TASK DETAILS: Quote all of the entries word for word.

LISTING:
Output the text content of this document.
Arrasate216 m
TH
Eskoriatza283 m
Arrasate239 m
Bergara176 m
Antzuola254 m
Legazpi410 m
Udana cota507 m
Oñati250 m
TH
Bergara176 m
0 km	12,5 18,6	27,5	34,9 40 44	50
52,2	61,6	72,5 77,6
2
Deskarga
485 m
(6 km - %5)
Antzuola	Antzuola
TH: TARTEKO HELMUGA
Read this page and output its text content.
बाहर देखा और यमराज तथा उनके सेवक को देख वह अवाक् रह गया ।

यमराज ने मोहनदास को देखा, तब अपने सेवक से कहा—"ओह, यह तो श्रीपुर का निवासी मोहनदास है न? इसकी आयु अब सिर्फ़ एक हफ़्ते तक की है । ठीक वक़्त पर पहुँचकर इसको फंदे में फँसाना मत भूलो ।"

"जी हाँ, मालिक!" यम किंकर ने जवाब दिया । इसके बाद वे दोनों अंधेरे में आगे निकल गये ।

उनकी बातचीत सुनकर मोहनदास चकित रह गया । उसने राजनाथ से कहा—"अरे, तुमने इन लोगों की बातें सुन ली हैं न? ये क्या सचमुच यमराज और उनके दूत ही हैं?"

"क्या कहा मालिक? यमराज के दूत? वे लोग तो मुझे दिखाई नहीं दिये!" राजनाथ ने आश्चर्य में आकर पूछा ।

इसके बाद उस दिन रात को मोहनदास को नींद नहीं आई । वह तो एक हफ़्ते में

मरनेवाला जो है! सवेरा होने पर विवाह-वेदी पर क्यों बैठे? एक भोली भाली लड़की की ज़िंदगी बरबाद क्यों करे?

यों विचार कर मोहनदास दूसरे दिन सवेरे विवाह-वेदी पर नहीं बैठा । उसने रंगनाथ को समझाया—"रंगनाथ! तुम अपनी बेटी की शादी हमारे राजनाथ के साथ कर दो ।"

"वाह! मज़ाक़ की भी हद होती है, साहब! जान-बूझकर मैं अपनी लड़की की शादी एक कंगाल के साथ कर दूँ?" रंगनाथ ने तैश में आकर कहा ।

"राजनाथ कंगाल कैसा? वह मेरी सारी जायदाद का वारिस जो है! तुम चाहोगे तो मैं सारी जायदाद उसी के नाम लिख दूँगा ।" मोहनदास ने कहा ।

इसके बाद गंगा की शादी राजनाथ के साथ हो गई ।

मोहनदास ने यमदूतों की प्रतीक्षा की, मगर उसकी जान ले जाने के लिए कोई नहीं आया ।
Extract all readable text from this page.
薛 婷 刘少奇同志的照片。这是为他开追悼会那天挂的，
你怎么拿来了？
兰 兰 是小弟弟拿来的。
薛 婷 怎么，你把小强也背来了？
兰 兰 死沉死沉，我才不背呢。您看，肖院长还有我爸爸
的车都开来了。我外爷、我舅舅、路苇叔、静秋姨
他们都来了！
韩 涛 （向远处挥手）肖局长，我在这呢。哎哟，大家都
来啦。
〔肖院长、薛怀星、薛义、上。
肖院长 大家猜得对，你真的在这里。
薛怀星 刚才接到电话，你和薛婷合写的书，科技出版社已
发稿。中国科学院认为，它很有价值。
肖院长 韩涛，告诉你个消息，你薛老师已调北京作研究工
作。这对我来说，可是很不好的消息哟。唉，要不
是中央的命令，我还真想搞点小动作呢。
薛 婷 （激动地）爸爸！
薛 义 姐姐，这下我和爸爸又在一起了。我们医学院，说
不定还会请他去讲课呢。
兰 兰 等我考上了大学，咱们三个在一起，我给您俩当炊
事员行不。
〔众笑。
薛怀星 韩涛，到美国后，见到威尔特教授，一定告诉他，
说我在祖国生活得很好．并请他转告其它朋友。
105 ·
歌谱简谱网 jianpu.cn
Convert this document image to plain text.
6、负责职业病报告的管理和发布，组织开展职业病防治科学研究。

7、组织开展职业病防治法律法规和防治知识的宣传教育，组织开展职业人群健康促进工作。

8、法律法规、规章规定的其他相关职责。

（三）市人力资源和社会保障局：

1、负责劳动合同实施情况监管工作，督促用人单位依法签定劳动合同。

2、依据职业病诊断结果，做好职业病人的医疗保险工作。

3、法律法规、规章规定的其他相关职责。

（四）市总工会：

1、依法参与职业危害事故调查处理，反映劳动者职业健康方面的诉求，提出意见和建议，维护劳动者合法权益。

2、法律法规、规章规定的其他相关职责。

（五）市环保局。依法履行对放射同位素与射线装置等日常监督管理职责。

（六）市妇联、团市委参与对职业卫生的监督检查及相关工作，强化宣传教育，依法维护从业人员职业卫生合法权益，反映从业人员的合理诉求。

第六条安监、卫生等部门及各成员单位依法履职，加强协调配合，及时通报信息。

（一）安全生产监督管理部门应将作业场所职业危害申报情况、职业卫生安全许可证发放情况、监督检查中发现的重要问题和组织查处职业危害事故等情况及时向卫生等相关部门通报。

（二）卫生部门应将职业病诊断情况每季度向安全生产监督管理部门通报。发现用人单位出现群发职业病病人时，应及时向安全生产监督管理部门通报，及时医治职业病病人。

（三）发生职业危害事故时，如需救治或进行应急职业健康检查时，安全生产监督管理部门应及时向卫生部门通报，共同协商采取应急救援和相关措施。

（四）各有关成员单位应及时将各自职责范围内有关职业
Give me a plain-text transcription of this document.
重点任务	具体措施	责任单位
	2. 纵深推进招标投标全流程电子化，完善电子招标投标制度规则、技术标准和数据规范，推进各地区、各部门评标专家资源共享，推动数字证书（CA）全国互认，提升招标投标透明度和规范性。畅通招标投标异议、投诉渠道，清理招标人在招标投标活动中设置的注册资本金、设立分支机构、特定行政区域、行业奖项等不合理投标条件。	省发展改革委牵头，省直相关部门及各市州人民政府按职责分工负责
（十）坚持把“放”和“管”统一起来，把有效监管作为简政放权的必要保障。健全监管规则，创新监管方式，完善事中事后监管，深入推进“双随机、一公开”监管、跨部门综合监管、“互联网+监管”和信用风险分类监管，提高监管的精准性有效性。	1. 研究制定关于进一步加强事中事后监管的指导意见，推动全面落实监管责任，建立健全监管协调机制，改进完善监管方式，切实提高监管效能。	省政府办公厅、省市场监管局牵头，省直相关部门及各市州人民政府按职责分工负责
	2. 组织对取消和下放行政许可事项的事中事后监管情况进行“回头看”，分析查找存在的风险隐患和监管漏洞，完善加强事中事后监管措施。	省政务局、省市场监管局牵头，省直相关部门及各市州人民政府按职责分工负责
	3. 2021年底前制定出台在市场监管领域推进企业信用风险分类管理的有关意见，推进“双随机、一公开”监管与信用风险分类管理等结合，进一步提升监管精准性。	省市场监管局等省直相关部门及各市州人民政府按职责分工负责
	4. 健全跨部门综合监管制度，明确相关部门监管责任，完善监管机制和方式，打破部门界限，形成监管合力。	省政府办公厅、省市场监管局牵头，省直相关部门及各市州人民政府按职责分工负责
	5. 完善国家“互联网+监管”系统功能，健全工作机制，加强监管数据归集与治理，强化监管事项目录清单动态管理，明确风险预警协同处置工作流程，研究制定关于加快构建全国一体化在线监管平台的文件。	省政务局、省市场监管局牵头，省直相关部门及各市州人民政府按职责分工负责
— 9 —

WRITTEN ANSWER:
Output the text content of this document.
Arrasate216 m
TH
Eskoriatza283 m
Arrasate239 m
Bergara176 m
Antzuola254 m
Legazpi410 m
Udana cota507 m
Oñati250 m
TH
Bergara176 m
0 km	12,5 18,6	27,5	34,9 40 44	50
52,2	61,6	72,5 77,6
2
Deskarga
485 m
(6 km - %5)
Antzuola	Antzuola
TH: TARTEKO HELMUGA
Read this page and output its text content.
बाहर देखा और यमराज तथा उनके सेवक को देख वह अवाक् रह गया ।

यमराज ने मोहनदास को देखा, तब अपने सेवक से कहा—"ओह, यह तो श्रीपुर का निवासी मोहनदास है न? इसकी आयु अब सिर्फ़ एक हफ़्ते तक की है । ठीक वक़्त पर पहुँचकर इसको फंदे में फँसाना मत भूलो ।"

"जी हाँ, मालिक!" यम किंकर ने जवाब दिया । इसके बाद वे दोनों अंधेरे में आगे निकल गये ।

उनकी बातचीत सुनकर मोहनदास चकित रह गया । उसने राजनाथ से कहा—"अरे, तुमने इन लोगों की बातें सुन ली हैं न? ये क्या सचमुच यमराज और उनके दूत ही हैं?"

"क्या कहा मालिक? यमराज के दूत? वे लोग तो मुझे दिखाई नहीं दिये!" राजनाथ ने आश्चर्य में आकर पूछा ।

इसके बाद उस दिन रात को मोहनदास को नींद नहीं आई । वह तो एक हफ़्ते में

मरनेवाला जो है! सवेरा होने पर विवाह-वेदी पर क्यों बैठे? एक भोली भाली लड़की की ज़िंदगी बरबाद क्यों करे?

यों विचार कर मोहनदास दूसरे दिन सवेरे विवाह-वेदी पर नहीं बैठा । उसने रंगनाथ को समझाया—"रंगनाथ! तुम अपनी बेटी की शादी हमारे राजनाथ के साथ कर दो ।"

"वाह! मज़ाक़ की भी हद होती है, साहब! जान-बूझकर मैं अपनी लड़की की शादी एक कंगाल के साथ कर दूँ?" रंगनाथ ने तैश में आकर कहा ।

"राजनाथ कंगाल कैसा? वह मेरी सारी जायदाद का वारिस जो है! तुम चाहोगे तो मैं सारी जायदाद उसी के नाम लिख दूँगा ।" मोहनदास ने कहा ।

इसके बाद गंगा की शादी राजनाथ के साथ हो गई ।

मोहनदास ने यमदूतों की प्रतीक्षा की, मगर उसकी जान ले जाने के लिए कोई नहीं आया ।
Extract all readable text from this page.
薛 婷 刘少奇同志的照片。这是为他开追悼会那天挂的，
你怎么拿来了？
兰 兰 是小弟弟拿来的。
薛 婷 怎么，你把小强也背来了？
兰 兰 死沉死沉，我才不背呢。您看，肖院长还有我爸爸
的车都开来了。我外爷、我舅舅、路苇叔、静秋姨
他们都来了！
韩 涛 （向远处挥手）肖局长，我在这呢。哎哟，大家都
来啦。
〔肖院长、薛怀星、薛义、上。
肖院长 大家猜得对，你真的在这里。
薛怀星 刚才接到电话，你和薛婷合写的书，科技出版社已
发稿。中国科学院认为，它很有价值。
肖院长 韩涛，告诉你个消息，你薛老师已调北京作研究工
作。这对我来说，可是很不好的消息哟。唉，要不
是中央的命令，我还真想搞点小动作呢。
薛 婷 （激动地）爸爸！
薛 义 姐姐，这下我和爸爸又在一起了。我们医学院，说
不定还会请他去讲课呢。
兰 兰 等我考上了大学，咱们三个在一起，我给您俩当炊
事员行不。
〔众笑。
薛怀星 韩涛，到美国后，见到威尔特教授，一定告诉他，
说我在祖国生活得很好．并请他转告其它朋友。
105 ·
歌谱简谱网 jianpu.cn
Convert this document image to plain text.
6、负责职业病报告的管理和发布，组织开展职业病防治科学研究。

7、组织开展职业病防治法律法规和防治知识的宣传教育，组织开展职业人群健康促进工作。

8、法律法规、规章规定的其他相关职责。

（三）市人力资源和社会保障局：

1、负责劳动合同实施情况监管工作，督促用人单位依法签定劳动合同。

2、依据职业病诊断结果，做好职业病人的医疗保险工作。

3、法律法规、规章规定的其他相关职责。

（四）市总工会：

1、依法参与职业危害事故调查处理，反映劳动者职业健康方面的诉求，提出意见和建议，维护劳动者合法权益。

2、法律法规、规章规定的其他相关职责。

（五）市环保局。依法履行对放射同位素与射线装置等日常监督管理职责。

（六）市妇联、团市委参与对职业卫生的监督检查及相关工作，强化宣传教育，依法维护从业人员职业卫生合法权益，反映从业人员的合理诉求。

第六条安监、卫生等部门及各成员单位依法履职，加强协调配合，及时通报信息。

（一）安全生产监督管理部门应将作业场所职业危害申报情况、职业卫生安全许可证发放情况、监督检查中发现的重要问题和组织查处职业危害事故等情况及时向卫生等相关部门通报。

（二）卫生部门应将职业病诊断情况每季度向安全生产监督管理部门通报。发现用人单位出现群发职业病病人时，应及时向安全生产监督管理部门通报，及时医治职业病病人。

（三）发生职业危害事故时，如需救治或进行应急职业健康检查时，安全生产监督管理部门应及时向卫生部门通报，共同协商采取应急救援和相关措施。

（四）各有关成员单位应及时将各自职责范围内有关职业
Give me a plain-text transcription of this document.
重点任务	具体措施	责任单位
	2. 纵深推进招标投标全流程电子化，完善电子招标投标制度规则、技术标准和数据规范，推进各地区、各部门评标专家资源共享，推动数字证书（CA）全国互认，提升招标投标透明度和规范性。畅通招标投标异议、投诉渠道，清理招标人在招标投标活动中设置的注册资本金、设立分支机构、特定行政区域、行业奖项等不合理投标条件。	省发展改革委牵头，省直相关部门及各市州人民政府按职责分工负责
（十）坚持把“放”和“管”统一起来，把有效监管作为简政放权的必要保障。健全监管规则，创新监管方式，完善事中事后监管，深入推进“双随机、一公开”监管、跨部门综合监管、“互联网+监管”和信用风险分类监管，提高监管的精准性有效性。	1. 研究制定关于进一步加强事中事后监管的指导意见，推动全面落实监管责任，建立健全监管协调机制，改进完善监管方式，切实提高监管效能。	省政府办公厅、省市场监管局牵头，省直相关部门及各市州人民政府按职责分工负责
	2. 组织对取消和下放行政许可事项的事中事后监管情况进行“回头看”，分析查找存在的风险隐患和监管漏洞，完善加强事中事后监管措施。	省政务局、省市场监管局牵头，省直相关部门及各市州人民政府按职责分工负责
	3. 2021年底前制定出台在市场监管领域推进企业信用风险分类管理的有关意见，推进“双随机、一公开”监管与信用风险分类管理等结合，进一步提升监管精准性。	省市场监管局等省直相关部门及各市州人民政府按职责分工负责
	4. 健全跨部门综合监管制度，明确相关部门监管责任，完善监管机制和方式，打破部门界限，形成监管合力。	省政府办公厅、省市场监管局牵头，省直相关部门及各市州人民政府按职责分工负责
	5. 完善国家“互联网+监管”系统功能，健全工作机制，加强监管数据归集与治理，强化监管事项目录清单动态管理，明确风险预警协同处置工作流程，研究制定关于加快构建全国一体化在线监管平台的文件。	省政务局、省市场监管局牵头，省直相关部门及各市州人民政府按职责分工负责
— 9 —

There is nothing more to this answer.